--- Document passage ---

Re: [bitc-dev] Non copying Rc-Immix was Putting the stack on an RC-Immix heap

Ben Kloosterman Mon, 18 Nov 2013 03:55:08 -0800

>
>
> BTW the Immix code has a concept called Chunks  which is just N blocks.
>>  Basically a  bunch of pages .. but it has some metadata.
>> More on  this later , im still exploring it.
>>
>
> Look forward to hearing about it.
>


Things i note
-  The Heap is a list of chunks
- Chunks seem to hold the metadata for the blocks.
- It is a Jikes structure
- Chunks are 4Meg
- Chunks , Lines and Blocks are all 2^N structures with Masks .
- For systems with pages < 32K , 128 blocks in a Chunk.
- Blocks are allocated from chunks and marked in use / recycled.
- There is a high water mark ..so used for getting more memory .

Bits i dont understand for now
- Discontiguous chunks
- Blocks being freed release pages.


>
>>  At first i thought  I had some options here..
>> 1) Use the last page as a guard .. the fault though expensive works out
>> at roughly 200+ Cycles ( on x86_64)  and a 256K block can have  somewhere
>> between  32-16000 objects  on average the cost here is low. ( Setting the
>> pages can be done in the background)
>> 2)  Divide the block into fixed sizes with meta data at each division but
>> allocate them together for the bump allocator  ( this is important as you
>> dont want to go to the block allocator to often) .
>> 3) Use a lookup in FS /GS for the current block size
>>
>> But all this is rather silly when checking the code, as it allocates them
>> on lines .. so it needs to store a byte count for the amount of bytes in
>> the line ( to check overflow) and the amount of bytes in a line is  fixed .
>> Changing number of lines in a block to a variable is far less of an issue
>>  and either just a line# variable or combined with option (2).   There is
>> also a #of lines allocated counter so there are a few options around this.
>>
>
> I think (2) won't help because you have metadata in the middle of the
> stack. You end up having to do all of the call-time guards to avoid overrun
> that you would need for a segmented stack. But you are right that this
> check is subsumed by the bump limit pointer check. The only real difference
> is that the stack grows down while most blocks will grow up, but that's
> just a sign change on some of the comparisons.
>

Yep definetly wont work for stack . Was only for memory blocks.

>
> You make it sound as if the current RC-immix mechanism is computing
> bytes-allocated-in-line explicitly. That surprises me. Don't the low-order
> bits of the bump pointer already encode that?

--- Items ---

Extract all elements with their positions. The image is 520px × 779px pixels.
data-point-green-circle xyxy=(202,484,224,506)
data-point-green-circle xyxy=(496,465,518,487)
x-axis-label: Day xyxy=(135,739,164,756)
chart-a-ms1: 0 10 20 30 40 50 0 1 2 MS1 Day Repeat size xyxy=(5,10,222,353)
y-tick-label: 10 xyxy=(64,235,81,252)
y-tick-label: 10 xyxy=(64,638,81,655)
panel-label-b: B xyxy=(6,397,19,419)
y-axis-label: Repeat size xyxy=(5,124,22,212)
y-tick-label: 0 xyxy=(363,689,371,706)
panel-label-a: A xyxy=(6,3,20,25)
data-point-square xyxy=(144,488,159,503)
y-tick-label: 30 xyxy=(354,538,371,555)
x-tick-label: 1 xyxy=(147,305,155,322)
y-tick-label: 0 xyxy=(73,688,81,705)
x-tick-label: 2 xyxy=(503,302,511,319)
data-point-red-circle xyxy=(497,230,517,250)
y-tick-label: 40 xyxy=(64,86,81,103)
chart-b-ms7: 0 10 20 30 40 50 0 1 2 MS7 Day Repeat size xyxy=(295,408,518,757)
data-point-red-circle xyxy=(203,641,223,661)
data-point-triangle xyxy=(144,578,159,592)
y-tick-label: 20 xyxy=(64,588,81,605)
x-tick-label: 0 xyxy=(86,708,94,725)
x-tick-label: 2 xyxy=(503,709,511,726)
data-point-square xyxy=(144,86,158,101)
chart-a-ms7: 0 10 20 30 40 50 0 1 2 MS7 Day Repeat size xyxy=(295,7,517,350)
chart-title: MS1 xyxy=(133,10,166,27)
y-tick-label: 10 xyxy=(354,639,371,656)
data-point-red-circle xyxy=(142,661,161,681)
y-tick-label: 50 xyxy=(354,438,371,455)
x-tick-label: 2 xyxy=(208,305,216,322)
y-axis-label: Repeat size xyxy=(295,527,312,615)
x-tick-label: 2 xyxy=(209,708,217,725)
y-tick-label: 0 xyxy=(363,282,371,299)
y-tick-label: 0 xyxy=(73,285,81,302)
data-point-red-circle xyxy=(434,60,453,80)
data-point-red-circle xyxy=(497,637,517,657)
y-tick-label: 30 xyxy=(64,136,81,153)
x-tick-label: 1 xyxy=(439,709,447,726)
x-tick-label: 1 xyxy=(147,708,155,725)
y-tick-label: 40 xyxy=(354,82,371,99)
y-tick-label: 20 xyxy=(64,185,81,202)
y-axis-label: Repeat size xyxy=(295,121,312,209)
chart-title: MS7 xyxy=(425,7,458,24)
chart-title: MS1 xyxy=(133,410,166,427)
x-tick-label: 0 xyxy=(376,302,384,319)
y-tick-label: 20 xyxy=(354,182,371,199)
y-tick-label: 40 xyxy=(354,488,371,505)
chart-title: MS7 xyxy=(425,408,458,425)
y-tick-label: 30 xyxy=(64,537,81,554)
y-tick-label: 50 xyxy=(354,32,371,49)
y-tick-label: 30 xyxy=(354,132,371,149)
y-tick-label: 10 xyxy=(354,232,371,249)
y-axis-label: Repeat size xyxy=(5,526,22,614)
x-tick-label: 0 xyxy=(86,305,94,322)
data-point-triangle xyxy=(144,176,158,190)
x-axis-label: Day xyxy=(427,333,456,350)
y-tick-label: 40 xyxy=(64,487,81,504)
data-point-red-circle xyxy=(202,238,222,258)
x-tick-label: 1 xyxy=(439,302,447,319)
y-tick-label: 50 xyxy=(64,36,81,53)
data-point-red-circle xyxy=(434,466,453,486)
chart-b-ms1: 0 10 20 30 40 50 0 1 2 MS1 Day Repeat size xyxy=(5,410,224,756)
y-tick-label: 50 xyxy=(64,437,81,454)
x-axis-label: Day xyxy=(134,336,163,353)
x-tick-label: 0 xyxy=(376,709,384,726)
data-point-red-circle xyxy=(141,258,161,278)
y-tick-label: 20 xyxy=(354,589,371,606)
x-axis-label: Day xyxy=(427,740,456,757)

---
--- Items ---

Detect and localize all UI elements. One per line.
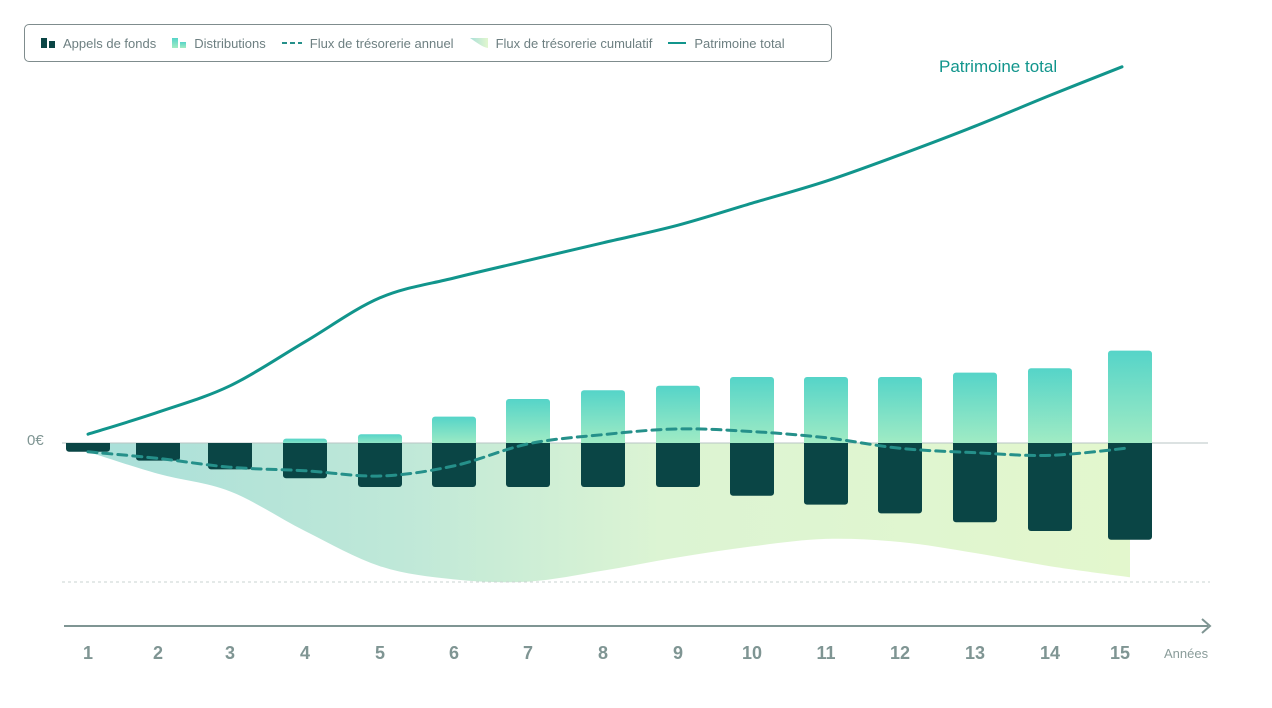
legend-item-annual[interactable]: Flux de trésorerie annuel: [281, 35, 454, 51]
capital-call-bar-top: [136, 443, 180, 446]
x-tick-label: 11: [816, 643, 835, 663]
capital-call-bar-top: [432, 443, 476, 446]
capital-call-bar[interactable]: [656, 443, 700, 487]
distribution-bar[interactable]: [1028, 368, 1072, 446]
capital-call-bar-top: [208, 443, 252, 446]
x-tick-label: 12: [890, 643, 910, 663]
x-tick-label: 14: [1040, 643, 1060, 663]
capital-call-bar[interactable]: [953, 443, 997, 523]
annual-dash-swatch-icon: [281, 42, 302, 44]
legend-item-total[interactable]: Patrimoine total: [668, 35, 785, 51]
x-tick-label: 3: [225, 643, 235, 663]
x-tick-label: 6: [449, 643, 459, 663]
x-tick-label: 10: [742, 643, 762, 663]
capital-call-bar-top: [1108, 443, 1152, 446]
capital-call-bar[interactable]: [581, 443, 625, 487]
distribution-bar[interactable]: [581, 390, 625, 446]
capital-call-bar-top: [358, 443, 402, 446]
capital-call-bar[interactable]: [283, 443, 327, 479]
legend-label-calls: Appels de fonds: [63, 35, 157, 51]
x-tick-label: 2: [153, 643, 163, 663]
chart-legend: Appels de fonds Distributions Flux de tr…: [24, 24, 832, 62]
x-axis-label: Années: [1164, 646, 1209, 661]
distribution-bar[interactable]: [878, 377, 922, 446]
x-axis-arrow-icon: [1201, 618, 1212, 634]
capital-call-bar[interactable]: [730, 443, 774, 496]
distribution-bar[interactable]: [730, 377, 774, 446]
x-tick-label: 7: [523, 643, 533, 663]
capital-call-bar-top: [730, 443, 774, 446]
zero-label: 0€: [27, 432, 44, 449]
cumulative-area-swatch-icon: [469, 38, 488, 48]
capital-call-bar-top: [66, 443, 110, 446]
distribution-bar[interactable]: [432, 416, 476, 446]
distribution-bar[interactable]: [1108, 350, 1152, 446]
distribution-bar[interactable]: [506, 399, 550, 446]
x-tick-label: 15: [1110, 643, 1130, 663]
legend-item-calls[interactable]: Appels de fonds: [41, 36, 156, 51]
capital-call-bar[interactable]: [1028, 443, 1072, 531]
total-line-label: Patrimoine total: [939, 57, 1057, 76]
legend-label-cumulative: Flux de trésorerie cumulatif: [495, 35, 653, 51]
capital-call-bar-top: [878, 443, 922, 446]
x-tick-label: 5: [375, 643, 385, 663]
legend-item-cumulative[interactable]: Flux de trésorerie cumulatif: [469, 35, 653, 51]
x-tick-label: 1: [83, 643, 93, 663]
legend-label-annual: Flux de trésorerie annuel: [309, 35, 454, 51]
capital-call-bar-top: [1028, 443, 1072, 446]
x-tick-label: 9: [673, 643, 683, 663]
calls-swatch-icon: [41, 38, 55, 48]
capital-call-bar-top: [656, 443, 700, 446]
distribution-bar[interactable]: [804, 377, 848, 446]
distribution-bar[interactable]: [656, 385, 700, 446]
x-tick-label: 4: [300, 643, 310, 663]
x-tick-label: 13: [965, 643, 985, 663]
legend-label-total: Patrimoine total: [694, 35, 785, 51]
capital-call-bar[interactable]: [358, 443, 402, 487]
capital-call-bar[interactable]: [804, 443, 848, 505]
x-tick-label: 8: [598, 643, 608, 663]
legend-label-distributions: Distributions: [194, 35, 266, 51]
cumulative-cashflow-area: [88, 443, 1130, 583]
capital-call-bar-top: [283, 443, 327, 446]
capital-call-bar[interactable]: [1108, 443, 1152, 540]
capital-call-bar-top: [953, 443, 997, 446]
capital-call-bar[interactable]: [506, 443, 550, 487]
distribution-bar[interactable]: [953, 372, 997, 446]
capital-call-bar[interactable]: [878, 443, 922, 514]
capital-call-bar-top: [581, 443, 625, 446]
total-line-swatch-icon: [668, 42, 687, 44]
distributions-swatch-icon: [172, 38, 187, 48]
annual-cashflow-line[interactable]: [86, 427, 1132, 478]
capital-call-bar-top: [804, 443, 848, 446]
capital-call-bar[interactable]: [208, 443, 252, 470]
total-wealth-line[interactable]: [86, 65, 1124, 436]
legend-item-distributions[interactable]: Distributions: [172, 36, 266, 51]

---

Return verbatim the part of the RC-Immix thread that opens with the words containing "Ben Kloosterman Mon, 18" and closes with "has some metadata.". The records can be set aside; nothing here relies on them.

Ben Kloosterman Mon, 18 Nov 2013 03:55:08 -0800

>
>
> BTW the Immix code has a concept called Chunks  which is just N blocks.
>>  Basically a  bunch of pages .. but it has some metadata.